• [REQUIREMENTS]:
Copy each line of the records that holds the string "original".

----- DATASET ROWS

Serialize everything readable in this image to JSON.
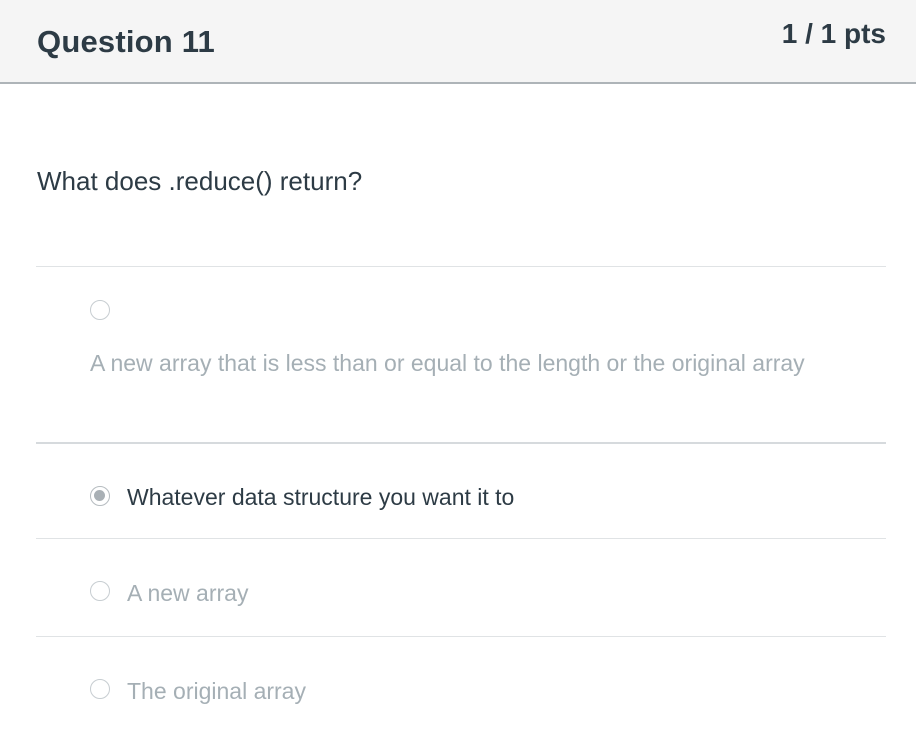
{
  "header": {
    "title": "Question 11",
    "points": "1 / 1 pts"
  },
  "question": {
    "text": "What does .reduce() return?"
  },
  "answers": [
    {
      "text": "A new array that is less than or equal to the length or the original array",
      "selected": false
    },
    {
      "text": "Whatever data structure you want it to",
      "selected": true
    },
    {
      "text": "A new array",
      "selected": false
    },
    {
      "text": "The original array",
      "selected": false
    }
  ],
  "colors": {
    "header_bg": "#f5f5f5",
    "text_primary": "#2d3b45",
    "text_muted": "#a5afb5",
    "radio_selected": "#a9b0b5"
  }
}
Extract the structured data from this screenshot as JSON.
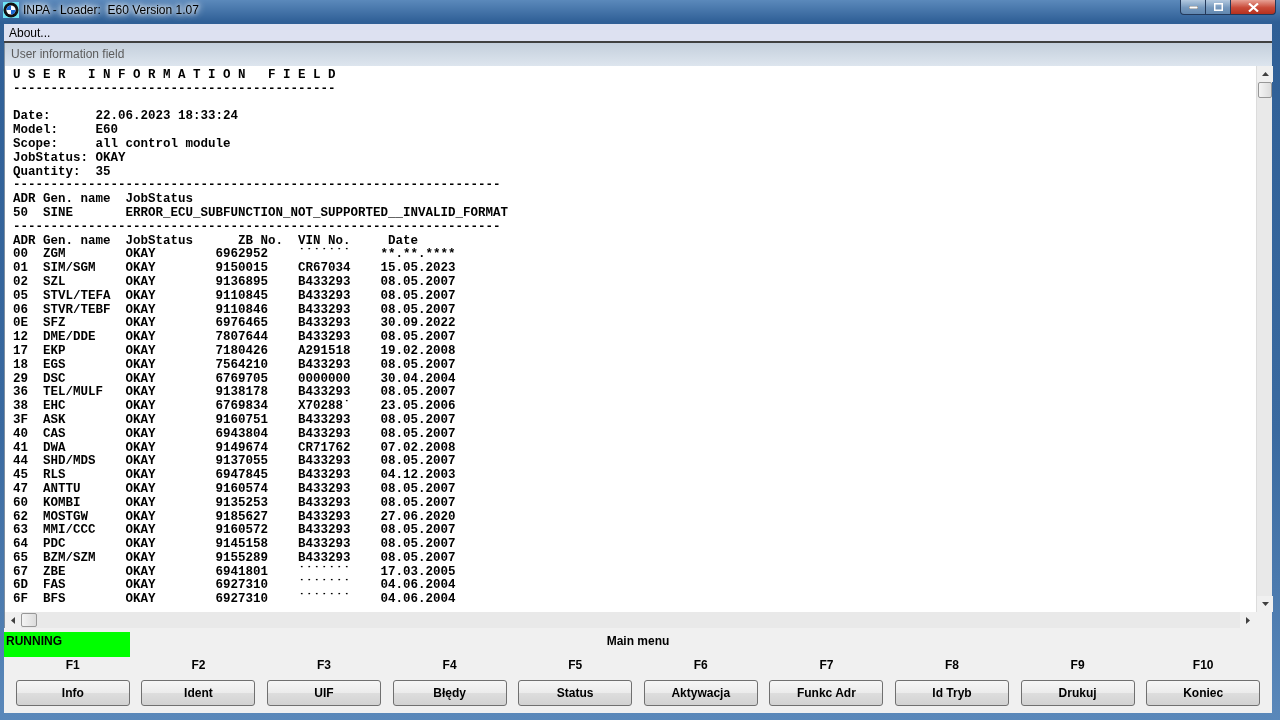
{
  "window": {
    "title": "INPA - Loader:  E60 Version 1.07"
  },
  "menu": [
    {
      "label": "About..."
    }
  ],
  "panel": {
    "title": "User information field"
  },
  "report": {
    "heading": "U S E R   I N F O R M A T I O N   F I E L D",
    "heading_rule": "-------------------------------------------",
    "fields": [
      {
        "label": "Date:",
        "value": "22.06.2023 18:33:24"
      },
      {
        "label": "Model:",
        "value": "E60"
      },
      {
        "label": "Scope:",
        "value": "all control module"
      },
      {
        "label": "JobStatus:",
        "value": "OKAY"
      },
      {
        "label": "Quantity:",
        "value": "35"
      }
    ],
    "sections": [
      {
        "rule": "-----------------------------------------------------------------",
        "columns": [
          "ADR",
          "Gen. name",
          "JobStatus"
        ],
        "rows": [
          [
            "50",
            "SINE",
            "ERROR_ECU_SUBFUNCTION_NOT_SUPPORTED__INVALID_FORMAT"
          ]
        ]
      },
      {
        "rule": "-----------------------------------------------------------------",
        "columns": [
          "ADR",
          "Gen. name",
          "JobStatus",
          "ZB No.",
          "VIN No.",
          "Date"
        ],
        "rows": [
          [
            "00",
            "ZGM",
            "OKAY",
            "6962952",
            "˙˙˙˙˙˙˙",
            "**.**.****"
          ],
          [
            "01",
            "SIM/SGM",
            "OKAY",
            "9150015",
            "CR67034",
            "15.05.2023"
          ],
          [
            "02",
            "SZL",
            "OKAY",
            "9136895",
            "B433293",
            "08.05.2007"
          ],
          [
            "05",
            "STVL/TEFA",
            "OKAY",
            "9110845",
            "B433293",
            "08.05.2007"
          ],
          [
            "06",
            "STVR/TEBF",
            "OKAY",
            "9110846",
            "B433293",
            "08.05.2007"
          ],
          [
            "0E",
            "SFZ",
            "OKAY",
            "6976465",
            "B433293",
            "30.09.2022"
          ],
          [
            "12",
            "DME/DDE",
            "OKAY",
            "7807644",
            "B433293",
            "08.05.2007"
          ],
          [
            "17",
            "EKP",
            "OKAY",
            "7180426",
            "A291518",
            "19.02.2008"
          ],
          [
            "18",
            "EGS",
            "OKAY",
            "7564210",
            "B433293",
            "08.05.2007"
          ],
          [
            "29",
            "DSC",
            "OKAY",
            "6769705",
            "0000000",
            "30.04.2004"
          ],
          [
            "36",
            "TEL/MULF",
            "OKAY",
            "9138178",
            "B433293",
            "08.05.2007"
          ],
          [
            "38",
            "EHC",
            "OKAY",
            "6769834",
            "X70288˙",
            "23.05.2006"
          ],
          [
            "3F",
            "ASK",
            "OKAY",
            "9160751",
            "B433293",
            "08.05.2007"
          ],
          [
            "40",
            "CAS",
            "OKAY",
            "6943804",
            "B433293",
            "08.05.2007"
          ],
          [
            "41",
            "DWA",
            "OKAY",
            "9149674",
            "CR71762",
            "07.02.2008"
          ],
          [
            "44",
            "SHD/MDS",
            "OKAY",
            "9137055",
            "B433293",
            "08.05.2007"
          ],
          [
            "45",
            "RLS",
            "OKAY",
            "6947845",
            "B433293",
            "04.12.2003"
          ],
          [
            "47",
            "ANTTU",
            "OKAY",
            "9160574",
            "B433293",
            "08.05.2007"
          ],
          [
            "60",
            "KOMBI",
            "OKAY",
            "9135253",
            "B433293",
            "08.05.2007"
          ],
          [
            "62",
            "MOSTGW",
            "OKAY",
            "9185627",
            "B433293",
            "27.06.2020"
          ],
          [
            "63",
            "MMI/CCC",
            "OKAY",
            "9160572",
            "B433293",
            "08.05.2007"
          ],
          [
            "64",
            "PDC",
            "OKAY",
            "9145158",
            "B433293",
            "08.05.2007"
          ],
          [
            "65",
            "BZM/SZM",
            "OKAY",
            "9155289",
            "B433293",
            "08.05.2007"
          ],
          [
            "67",
            "ZBE",
            "OKAY",
            "6941801",
            "˙˙˙˙˙˙˙",
            "17.03.2005"
          ],
          [
            "6D",
            "FAS",
            "OKAY",
            "6927310",
            "˙˙˙˙˙˙˙",
            "04.06.2004"
          ],
          [
            "6F",
            "BFS",
            "OKAY",
            "6927310",
            "˙˙˙˙˙˙˙",
            "04.06.2004"
          ]
        ]
      }
    ]
  },
  "status": {
    "label": "RUNNING",
    "active": true
  },
  "menu_title": "Main menu",
  "function_keys": [
    {
      "key": "F1",
      "label": "Info"
    },
    {
      "key": "F2",
      "label": "Ident"
    },
    {
      "key": "F3",
      "label": "UIF"
    },
    {
      "key": "F4",
      "label": "Błędy"
    },
    {
      "key": "F5",
      "label": "Status"
    },
    {
      "key": "F6",
      "label": "Aktywacja"
    },
    {
      "key": "F7",
      "label": "Funkc Adr"
    },
    {
      "key": "F8",
      "label": "Id Tryb"
    },
    {
      "key": "F9",
      "label": "Drukuj"
    },
    {
      "key": "F10",
      "label": "Koniec"
    }
  ]
}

----------

• [RESPONSE TO THE TASK]:
      "text": "A new array that is less than or equal to the length or the original array",
      "text": "The original array",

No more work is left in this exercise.